▸ CONSIGNE:
Résumez en deux phrases le texte sur le procès de Sevil Sevimli.

▸ TEXTE DE LA PAGE:
Sevil Sevimli : procès à la turque

Ouverture du procès d’une étudiante franco-turque à Bursa. Elle est soupçonnée d’avoir des liens avec une organisation interdite d’extrême gauche. Sevil Sevimli risque entre 15 et 32 ans de prison. La justice reproche à Sevil Sevimli d’avoir participé au grand défilé syndical du 1er mai à Istanbul, d’avoir manifesté en faveur de la gratuité de l’éducation en Turquie et d’avoir assisté, avec des milliers d’autres, à un concert de Grup Yorum, un groupe engagé à gauche et traqué par la justice. Après cette première journée d’audience, Sevil Sevimli a été autorisée à circuler librement en Turquie mais à ne pas quitter le pays. LA suite du procès a été repousée au 19 novembre. Mais depuis la divulgation de son arrestation, le cas de la jeune femme a suscité un large élan de mobilisation en France, où la pétition ouverte par son comité de soutien a déjà recueilli 120.000 signatures

Sevil Sevimli

Interview de Reynald Beaufort, fondateur et Vice-Président de « Turquie européenne »

ARTE Journal : Que s’est-il passé pour Sevil Sevimli ?

▸ DOCUMENTS FOURNIS:
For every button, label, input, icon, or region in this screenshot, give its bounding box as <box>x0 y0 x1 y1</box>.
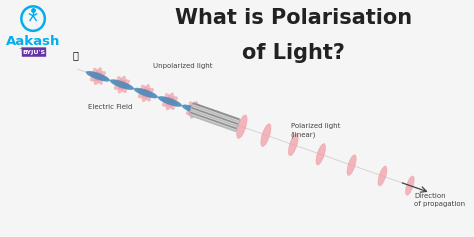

▸ RÉPONSE ATTENDUE:
Le procès de Sevil Sevimli, une étudiante franco-turque soupçonnée d'avoir des liens avec une organisation interdite d'extrême gauche, s'est ouvert à Bursa, et elle risque entre 15 et 32 ans de prison. Après la première journée d'audience, elle peut circuler librement en Turquie mais sans quitter le pays, la suite du procès est repoussée au 19 novembre, et en France la pétition de son comité de soutien a déjà recueilli 120 000 signatures.